## begin
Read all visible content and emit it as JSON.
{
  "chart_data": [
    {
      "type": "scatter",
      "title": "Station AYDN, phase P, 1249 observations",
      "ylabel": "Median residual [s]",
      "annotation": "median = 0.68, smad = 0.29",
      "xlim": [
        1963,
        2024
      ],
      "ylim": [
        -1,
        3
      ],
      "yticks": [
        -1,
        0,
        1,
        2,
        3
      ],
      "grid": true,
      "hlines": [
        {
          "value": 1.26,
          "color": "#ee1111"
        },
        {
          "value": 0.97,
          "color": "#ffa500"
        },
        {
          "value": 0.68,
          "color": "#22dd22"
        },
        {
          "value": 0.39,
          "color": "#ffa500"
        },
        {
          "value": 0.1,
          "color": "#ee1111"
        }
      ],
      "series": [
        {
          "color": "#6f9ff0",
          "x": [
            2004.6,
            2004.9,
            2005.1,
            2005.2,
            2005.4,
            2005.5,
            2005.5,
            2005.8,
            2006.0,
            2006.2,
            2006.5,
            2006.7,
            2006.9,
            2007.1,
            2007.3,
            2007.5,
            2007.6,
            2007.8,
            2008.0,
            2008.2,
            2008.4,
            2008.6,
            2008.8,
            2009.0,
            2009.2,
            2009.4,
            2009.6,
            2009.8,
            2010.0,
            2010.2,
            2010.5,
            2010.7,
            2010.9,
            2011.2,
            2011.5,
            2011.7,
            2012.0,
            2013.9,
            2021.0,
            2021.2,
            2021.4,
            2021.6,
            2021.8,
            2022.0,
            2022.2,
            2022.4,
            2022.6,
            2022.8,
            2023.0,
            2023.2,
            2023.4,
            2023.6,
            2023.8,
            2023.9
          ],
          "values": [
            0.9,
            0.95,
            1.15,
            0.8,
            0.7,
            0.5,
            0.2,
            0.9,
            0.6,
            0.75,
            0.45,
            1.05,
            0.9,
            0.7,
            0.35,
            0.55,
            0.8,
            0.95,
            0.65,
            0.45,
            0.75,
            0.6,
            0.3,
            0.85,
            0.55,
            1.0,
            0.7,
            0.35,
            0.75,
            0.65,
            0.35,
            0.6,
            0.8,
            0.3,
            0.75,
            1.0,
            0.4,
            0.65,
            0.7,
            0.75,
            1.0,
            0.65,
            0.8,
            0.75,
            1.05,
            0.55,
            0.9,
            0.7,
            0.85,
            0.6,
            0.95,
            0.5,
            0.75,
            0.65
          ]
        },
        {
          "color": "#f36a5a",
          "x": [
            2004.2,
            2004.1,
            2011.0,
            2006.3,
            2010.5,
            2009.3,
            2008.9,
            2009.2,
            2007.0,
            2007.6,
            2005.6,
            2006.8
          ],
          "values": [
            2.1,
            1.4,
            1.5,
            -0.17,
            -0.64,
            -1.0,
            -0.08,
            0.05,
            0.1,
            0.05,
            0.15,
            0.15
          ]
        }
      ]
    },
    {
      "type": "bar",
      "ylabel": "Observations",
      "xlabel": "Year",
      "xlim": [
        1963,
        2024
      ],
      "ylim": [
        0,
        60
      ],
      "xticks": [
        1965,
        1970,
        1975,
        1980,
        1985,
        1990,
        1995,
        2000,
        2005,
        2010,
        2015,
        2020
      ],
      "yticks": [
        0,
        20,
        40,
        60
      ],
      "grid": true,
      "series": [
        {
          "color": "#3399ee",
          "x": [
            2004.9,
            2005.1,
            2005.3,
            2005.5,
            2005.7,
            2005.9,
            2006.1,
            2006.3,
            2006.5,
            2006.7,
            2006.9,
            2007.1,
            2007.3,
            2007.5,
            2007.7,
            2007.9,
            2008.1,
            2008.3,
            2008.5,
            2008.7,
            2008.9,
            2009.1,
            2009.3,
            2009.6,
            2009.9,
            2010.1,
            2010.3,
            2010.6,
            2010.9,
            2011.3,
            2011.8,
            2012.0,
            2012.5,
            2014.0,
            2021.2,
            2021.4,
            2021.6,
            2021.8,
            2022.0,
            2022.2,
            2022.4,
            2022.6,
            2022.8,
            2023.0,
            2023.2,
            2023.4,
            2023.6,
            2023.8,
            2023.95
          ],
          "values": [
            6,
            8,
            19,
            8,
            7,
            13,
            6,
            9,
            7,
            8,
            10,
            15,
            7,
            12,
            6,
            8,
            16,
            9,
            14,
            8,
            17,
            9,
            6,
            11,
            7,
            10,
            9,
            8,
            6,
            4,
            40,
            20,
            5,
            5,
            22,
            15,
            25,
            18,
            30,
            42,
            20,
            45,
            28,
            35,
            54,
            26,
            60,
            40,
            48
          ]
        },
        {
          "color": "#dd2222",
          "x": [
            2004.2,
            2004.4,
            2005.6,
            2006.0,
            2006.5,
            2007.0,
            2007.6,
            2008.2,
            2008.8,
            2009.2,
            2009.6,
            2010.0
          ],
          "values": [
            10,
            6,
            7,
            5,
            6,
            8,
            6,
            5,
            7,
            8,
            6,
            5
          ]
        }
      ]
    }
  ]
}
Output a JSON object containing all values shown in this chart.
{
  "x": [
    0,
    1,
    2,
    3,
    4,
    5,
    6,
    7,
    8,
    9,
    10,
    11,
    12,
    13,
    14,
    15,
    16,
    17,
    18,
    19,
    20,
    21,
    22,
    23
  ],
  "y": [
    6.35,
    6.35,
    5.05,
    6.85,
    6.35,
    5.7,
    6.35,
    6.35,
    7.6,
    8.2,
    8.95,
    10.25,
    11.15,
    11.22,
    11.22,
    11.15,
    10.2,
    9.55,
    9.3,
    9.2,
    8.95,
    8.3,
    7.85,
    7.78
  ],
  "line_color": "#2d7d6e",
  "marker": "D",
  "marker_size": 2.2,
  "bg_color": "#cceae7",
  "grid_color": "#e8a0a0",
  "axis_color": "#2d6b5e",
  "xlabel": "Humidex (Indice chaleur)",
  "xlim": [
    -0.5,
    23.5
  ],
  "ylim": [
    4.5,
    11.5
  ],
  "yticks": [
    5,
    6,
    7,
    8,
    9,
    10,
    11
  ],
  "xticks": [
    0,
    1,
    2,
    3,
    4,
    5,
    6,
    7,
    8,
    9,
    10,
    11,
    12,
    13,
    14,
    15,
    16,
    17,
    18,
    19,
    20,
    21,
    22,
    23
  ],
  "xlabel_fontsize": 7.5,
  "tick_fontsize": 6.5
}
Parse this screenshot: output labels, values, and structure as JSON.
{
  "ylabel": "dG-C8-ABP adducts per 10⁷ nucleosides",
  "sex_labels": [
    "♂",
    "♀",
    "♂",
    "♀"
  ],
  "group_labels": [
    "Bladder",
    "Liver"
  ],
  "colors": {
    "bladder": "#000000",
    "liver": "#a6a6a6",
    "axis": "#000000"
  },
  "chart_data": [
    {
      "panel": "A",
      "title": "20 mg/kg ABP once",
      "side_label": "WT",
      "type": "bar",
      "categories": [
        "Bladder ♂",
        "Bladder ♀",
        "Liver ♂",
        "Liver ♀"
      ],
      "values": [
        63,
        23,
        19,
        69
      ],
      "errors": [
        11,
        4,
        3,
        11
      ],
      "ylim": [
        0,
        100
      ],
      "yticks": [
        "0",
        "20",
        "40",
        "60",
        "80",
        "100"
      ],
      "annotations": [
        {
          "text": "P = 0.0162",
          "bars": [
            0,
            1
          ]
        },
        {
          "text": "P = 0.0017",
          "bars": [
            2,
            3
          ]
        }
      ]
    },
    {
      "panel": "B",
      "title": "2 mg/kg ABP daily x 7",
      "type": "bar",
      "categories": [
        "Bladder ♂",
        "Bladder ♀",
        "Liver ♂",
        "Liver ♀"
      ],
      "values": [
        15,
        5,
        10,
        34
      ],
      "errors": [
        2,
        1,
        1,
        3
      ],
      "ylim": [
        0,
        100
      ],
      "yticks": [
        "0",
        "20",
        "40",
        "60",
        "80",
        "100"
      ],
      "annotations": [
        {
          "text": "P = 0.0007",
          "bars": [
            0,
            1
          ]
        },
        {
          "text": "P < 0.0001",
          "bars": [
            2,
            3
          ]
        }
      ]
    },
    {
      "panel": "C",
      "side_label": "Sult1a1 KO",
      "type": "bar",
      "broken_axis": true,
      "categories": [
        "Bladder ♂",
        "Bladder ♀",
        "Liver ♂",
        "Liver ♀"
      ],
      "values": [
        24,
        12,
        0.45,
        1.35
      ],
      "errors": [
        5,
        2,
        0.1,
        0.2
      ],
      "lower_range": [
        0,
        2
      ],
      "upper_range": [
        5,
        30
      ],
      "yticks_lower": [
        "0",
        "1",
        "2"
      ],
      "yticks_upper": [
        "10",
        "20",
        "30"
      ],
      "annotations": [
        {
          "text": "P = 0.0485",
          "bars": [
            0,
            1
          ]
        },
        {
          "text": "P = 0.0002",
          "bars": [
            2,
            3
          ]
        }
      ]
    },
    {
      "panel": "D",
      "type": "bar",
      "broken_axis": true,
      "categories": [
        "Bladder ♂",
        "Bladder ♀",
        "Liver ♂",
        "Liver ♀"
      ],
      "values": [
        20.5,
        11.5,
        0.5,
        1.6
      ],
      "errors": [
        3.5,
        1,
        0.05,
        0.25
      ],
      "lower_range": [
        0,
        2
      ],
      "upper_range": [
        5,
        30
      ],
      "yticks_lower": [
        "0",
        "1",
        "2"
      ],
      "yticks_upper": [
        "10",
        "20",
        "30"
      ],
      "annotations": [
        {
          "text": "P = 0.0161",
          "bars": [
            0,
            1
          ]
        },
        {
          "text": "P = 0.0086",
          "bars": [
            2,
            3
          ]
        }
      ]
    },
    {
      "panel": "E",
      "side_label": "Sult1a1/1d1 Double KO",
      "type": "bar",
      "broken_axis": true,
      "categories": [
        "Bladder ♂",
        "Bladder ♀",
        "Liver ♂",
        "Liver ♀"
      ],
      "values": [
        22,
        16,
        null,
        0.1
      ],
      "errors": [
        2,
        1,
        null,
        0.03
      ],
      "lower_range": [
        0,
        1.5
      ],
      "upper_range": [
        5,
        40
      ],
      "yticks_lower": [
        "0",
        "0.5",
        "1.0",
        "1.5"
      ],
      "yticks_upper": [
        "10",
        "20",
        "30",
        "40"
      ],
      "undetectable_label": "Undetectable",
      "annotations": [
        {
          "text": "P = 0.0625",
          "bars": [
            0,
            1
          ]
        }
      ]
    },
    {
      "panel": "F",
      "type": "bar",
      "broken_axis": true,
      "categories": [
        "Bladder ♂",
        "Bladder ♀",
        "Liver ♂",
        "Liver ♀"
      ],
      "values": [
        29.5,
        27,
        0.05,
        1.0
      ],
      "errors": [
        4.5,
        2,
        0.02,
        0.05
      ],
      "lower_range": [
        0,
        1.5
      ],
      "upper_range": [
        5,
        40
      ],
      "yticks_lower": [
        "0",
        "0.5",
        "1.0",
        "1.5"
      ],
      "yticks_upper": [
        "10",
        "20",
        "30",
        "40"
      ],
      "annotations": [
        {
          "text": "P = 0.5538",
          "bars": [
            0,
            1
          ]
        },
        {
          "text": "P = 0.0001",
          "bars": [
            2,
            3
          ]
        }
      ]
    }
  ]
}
## end
Show, from the material above, each line that includes the string "ylabel".

      "ylabel": "Median residual [s]",
      "ylabel": "Observations",
  "ylabel": "dG-C8-ABP adducts per 10⁷ nucleosides",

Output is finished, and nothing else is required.